**TASK REQUIREMENTS**: Write out the material exactly, with the pictures left out.

**DATA PROVIDED**:
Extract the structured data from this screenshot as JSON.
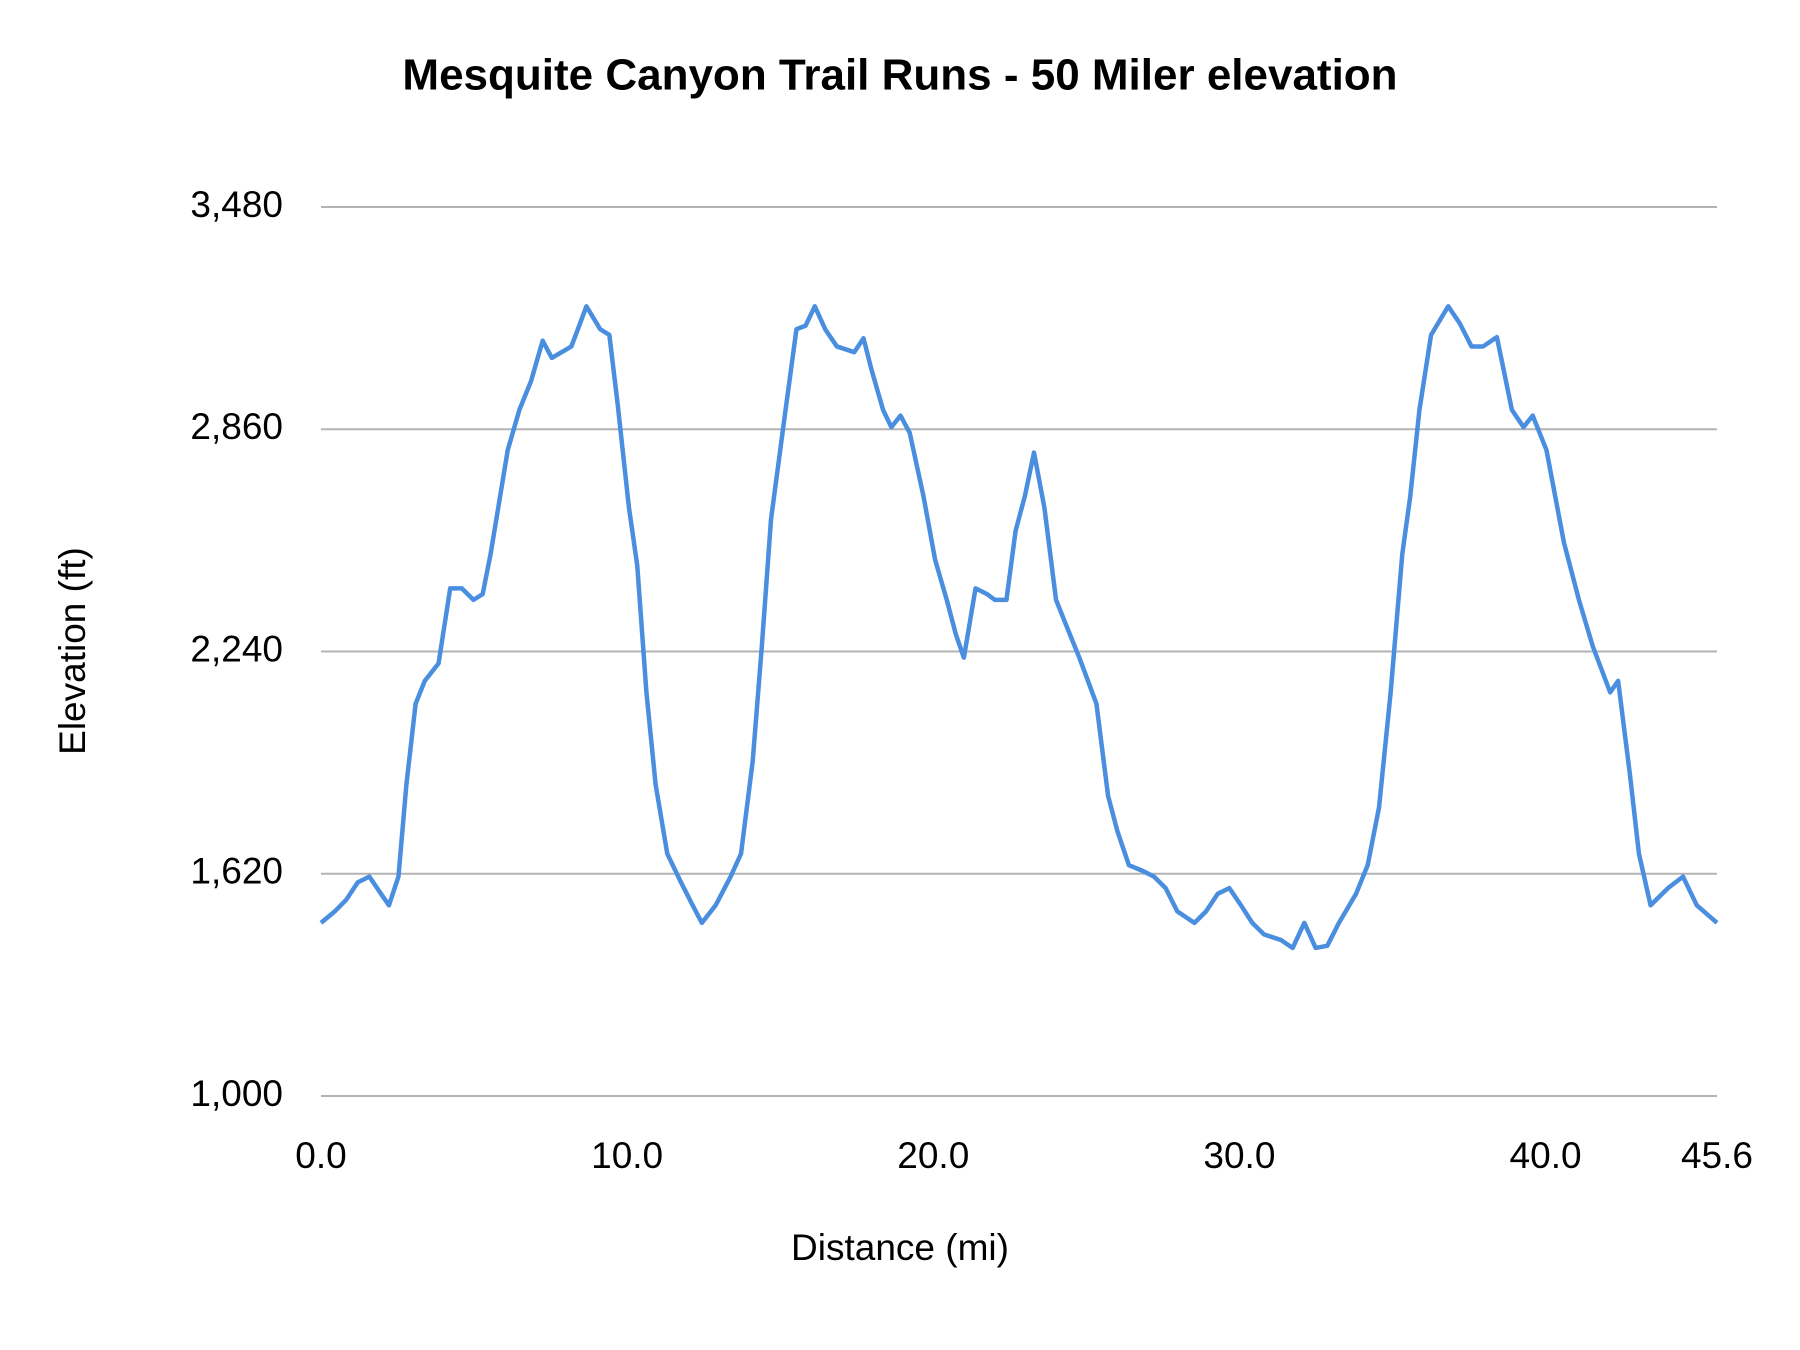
{
  "chart_data": {
    "type": "line",
    "title": "Mesquite Canyon Trail Runs - 50 Miler elevation",
    "x_label": "Distance (mi)",
    "y_label": "Elevation (ft)",
    "xlim": [
      0,
      45.6
    ],
    "xticks": [
      {
        "value": 0,
        "label": "0.0"
      },
      {
        "value": 10,
        "label": "10.0"
      },
      {
        "value": 20,
        "label": "20.0"
      },
      {
        "value": 30,
        "label": "30.0"
      },
      {
        "value": 40,
        "label": "40.0"
      },
      45.6
    ],
    "ylim": [
      1000,
      3480
    ],
    "yticks": [
      {
        "value": 1000,
        "label": "1,000"
      },
      {
        "value": 1620,
        "label": "1,620"
      },
      {
        "value": 2240,
        "label": "2,240"
      },
      {
        "value": 2860,
        "label": "2,860"
      },
      {
        "value": 3480,
        "label": "3,480"
      }
    ],
    "grid": true,
    "x": [
      0,
      0.45,
      0.83,
      1.2,
      1.58,
      1.96,
      2.22,
      2.53,
      2.79,
      3.09,
      3.39,
      3.84,
      4.22,
      4.6,
      4.98,
      5.28,
      5.54,
      6.1,
      6.48,
      6.86,
      7.24,
      7.54,
      8.18,
      8.67,
      9.12,
      9.42,
      9.69,
      10.06,
      10.33,
      10.63,
      10.93,
      11.31,
      11.76,
      12.14,
      12.44,
      12.89,
      13.38,
      13.72,
      14.1,
      14.4,
      14.7,
      15.15,
      15.53,
      15.83,
      16.13,
      16.47,
      16.85,
      17.42,
      17.72,
      17.98,
      18.36,
      18.63,
      18.93,
      19.23,
      19.68,
      20.06,
      20.44,
      20.74,
      21.0,
      21.38,
      21.76,
      22.01,
      22.39,
      22.69,
      22.99,
      23.29,
      23.63,
      24.01,
      24.39,
      24.77,
      25.33,
      25.71,
      26.01,
      26.39,
      26.84,
      27.21,
      27.59,
      27.97,
      28.53,
      28.91,
      29.29,
      29.67,
      30.05,
      30.42,
      30.8,
      31.36,
      31.74,
      32.12,
      32.49,
      32.87,
      33.25,
      33.81,
      34.19,
      34.56,
      34.94,
      35.32,
      35.58,
      35.88,
      36.26,
      36.82,
      37.2,
      37.58,
      37.96,
      38.41,
      38.9,
      39.28,
      39.58,
      40.03,
      40.6,
      41.09,
      41.54,
      42.11,
      42.37,
      42.75,
      43.05,
      43.43,
      44.0,
      44.49,
      44.94,
      45.6
    ],
    "series": [
      {
        "name": "Elevation",
        "color": "#4a8ee0",
        "values": [
          1483,
          1515,
          1548,
          1596,
          1612,
          1564,
          1532,
          1612,
          1869,
          2094,
          2158,
          2207,
          2416,
          2416,
          2384,
          2400,
          2512,
          2802,
          2914,
          2994,
          3107,
          3059,
          3091,
          3203,
          3139,
          3123,
          2930,
          2641,
          2480,
          2126,
          1869,
          1676,
          1596,
          1532,
          1483,
          1532,
          1612,
          1676,
          1933,
          2255,
          2609,
          2898,
          3139,
          3149,
          3203,
          3139,
          3091,
          3075,
          3114,
          3027,
          2914,
          2866,
          2898,
          2850,
          2673,
          2496,
          2384,
          2287,
          2223,
          2416,
          2400,
          2384,
          2384,
          2577,
          2673,
          2795,
          2641,
          2384,
          2303,
          2223,
          2094,
          1837,
          1740,
          1644,
          1628,
          1612,
          1580,
          1515,
          1483,
          1515,
          1564,
          1580,
          1532,
          1483,
          1451,
          1435,
          1413,
          1483,
          1413,
          1419,
          1483,
          1564,
          1644,
          1805,
          2126,
          2512,
          2673,
          2914,
          3123,
          3203,
          3155,
          3091,
          3091,
          3117,
          2914,
          2866,
          2898,
          2802,
          2544,
          2384,
          2255,
          2126,
          2158,
          1901,
          1676,
          1532,
          1580,
          1612,
          1532,
          1483
        ]
      }
    ]
  }
}
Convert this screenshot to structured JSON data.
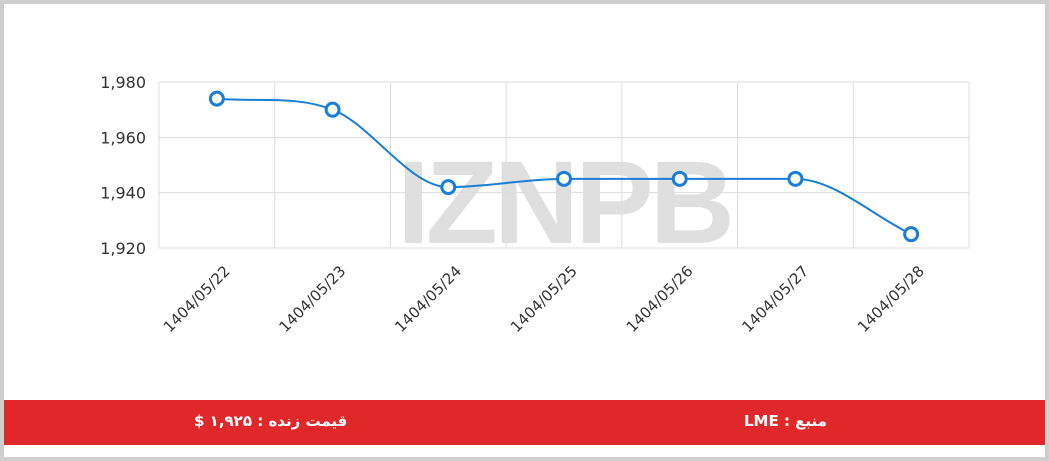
{
  "chart_data": {
    "type": "line",
    "categories": [
      "1404/05/22",
      "1404/05/23",
      "1404/05/24",
      "1404/05/25",
      "1404/05/26",
      "1404/05/27",
      "1404/05/28"
    ],
    "values": [
      1974,
      1970,
      1942,
      1945,
      1945,
      1945,
      1925
    ],
    "yticks": [
      "1,980",
      "1,960",
      "1,940",
      "1,920"
    ],
    "ylim": [
      1920,
      1980
    ],
    "title": "",
    "xlabel": "",
    "ylabel": "",
    "grid": true,
    "line_color": "#1a7fd4",
    "watermark": "IZNPB"
  },
  "footer": {
    "source": "منبع : LME",
    "price": "قیمت زنده : ۱,۹۲۵ $",
    "background_color": "#e0282b"
  }
}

**CORRECT RESULT**:
Extract the structured data from this screenshot as JSON.
{
  "chart_data": {
    "type": "line",
    "title": "Mesquite Canyon Trail Runs - 50 Miler elevation",
    "x_label": "Distance (mi)",
    "y_label": "Elevation (ft)",
    "xlim": [
      0,
      45.6
    ],
    "xticks": [
      {
        "value": 0,
        "label": "0.0"
      },
      {
        "value": 10,
        "label": "10.0"
      },
      {
        "value": 20,
        "label": "20.0"
      },
      {
        "value": 30,
        "label": "30.0"
      },
      {
        "value": 40,
        "label": "40.0"
      },
      45.6
    ],
    "ylim": [
      1000,
      3480
    ],
    "yticks": [
      {
        "value": 1000,
        "label": "1,000"
      },
      {
        "value": 1620,
        "label": "1,620"
      },
      {
        "value": 2240,
        "label": "2,240"
      },
      {
        "value": 2860,
        "label": "2,860"
      },
      {
        "value": 3480,
        "label": "3,480"
      }
    ],
    "grid": true,
    "x": [
      0,
      0.45,
      0.83,
      1.2,
      1.58,
      1.96,
      2.22,
      2.53,
      2.79,
      3.09,
      3.39,
      3.84,
      4.22,
      4.6,
      4.98,
      5.28,
      5.54,
      6.1,
      6.48,
      6.86,
      7.24,
      7.54,
      8.18,
      8.67,
      9.12,
      9.42,
      9.69,
      10.06,
      10.33,
      10.63,
      10.93,
      11.31,
      11.76,
      12.14,
      12.44,
      12.89,
      13.38,
      13.72,
      14.1,
      14.4,
      14.7,
      15.15,
      15.53,
      15.83,
      16.13,
      16.47,
      16.85,
      17.42,
      17.72,
      17.98,
      18.36,
      18.63,
      18.93,
      19.23,
      19.68,
      20.06,
      20.44,
      20.74,
      21.0,
      21.38,
      21.76,
      22.01,
      22.39,
      22.69,
      22.99,
      23.29,
      23.63,
      24.01,
      24.39,
      24.77,
      25.33,
      25.71,
      26.01,
      26.39,
      26.84,
      27.21,
      27.59,
      27.97,
      28.53,
      28.91,
      29.29,
      29.67,
      30.05,
      30.42,
      30.8,
      31.36,
      31.74,
      32.12,
      32.49,
      32.87,
      33.25,
      33.81,
      34.19,
      34.56,
      34.94,
      35.32,
      35.58,
      35.88,
      36.26,
      36.82,
      37.2,
      37.58,
      37.96,
      38.41,
      38.9,
      39.28,
      39.58,
      40.03,
      40.6,
      41.09,
      41.54,
      42.11,
      42.37,
      42.75,
      43.05,
      43.43,
      44.0,
      44.49,
      44.94,
      45.6
    ],
    "series": [
      {
        "name": "Elevation",
        "color": "#4a8ee0",
        "values": [
          1483,
          1515,
          1548,
          1596,
          1612,
          1564,
          1532,
          1612,
          1869,
          2094,
          2158,
          2207,
          2416,
          2416,
          2384,
          2400,
          2512,
          2802,
          2914,
          2994,
          3107,
          3059,
          3091,
          3203,
          3139,
          3123,
          2930,
          2641,
          2480,
          2126,
          1869,
          1676,
          1596,
          1532,
          1483,
          1532,
          1612,
          1676,
          1933,
          2255,
          2609,
          2898,
          3139,
          3149,
          3203,
          3139,
          3091,
          3075,
          3114,
          3027,
          2914,
          2866,
          2898,
          2850,
          2673,
          2496,
          2384,
          2287,
          2223,
          2416,
          2400,
          2384,
          2384,
          2577,
          2673,
          2795,
          2641,
          2384,
          2303,
          2223,
          2094,
          1837,
          1740,
          1644,
          1628,
          1612,
          1580,
          1515,
          1483,
          1515,
          1564,
          1580,
          1532,
          1483,
          1451,
          1435,
          1413,
          1483,
          1413,
          1419,
          1483,
          1564,
          1644,
          1805,
          2126,
          2512,
          2673,
          2914,
          3123,
          3203,
          3155,
          3091,
          3091,
          3117,
          2914,
          2866,
          2898,
          2802,
          2544,
          2384,
          2255,
          2126,
          2158,
          1901,
          1676,
          1532,
          1580,
          1612,
          1532,
          1483
        ]
      }
    ]
  }
}
Convert this screenshot to structured JSON data.
{
  "chart_data": {
    "type": "line",
    "categories": [
      "1404/05/22",
      "1404/05/23",
      "1404/05/24",
      "1404/05/25",
      "1404/05/26",
      "1404/05/27",
      "1404/05/28"
    ],
    "values": [
      1974,
      1970,
      1942,
      1945,
      1945,
      1945,
      1925
    ],
    "yticks": [
      "1,980",
      "1,960",
      "1,940",
      "1,920"
    ],
    "ylim": [
      1920,
      1980
    ],
    "title": "",
    "xlabel": "",
    "ylabel": "",
    "grid": true,
    "line_color": "#1a7fd4",
    "watermark": "IZNPB"
  },
  "footer": {
    "source": "منبع : LME",
    "price": "قیمت زنده : ۱,۹۲۵ $",
    "background_color": "#e0282b"
  }
}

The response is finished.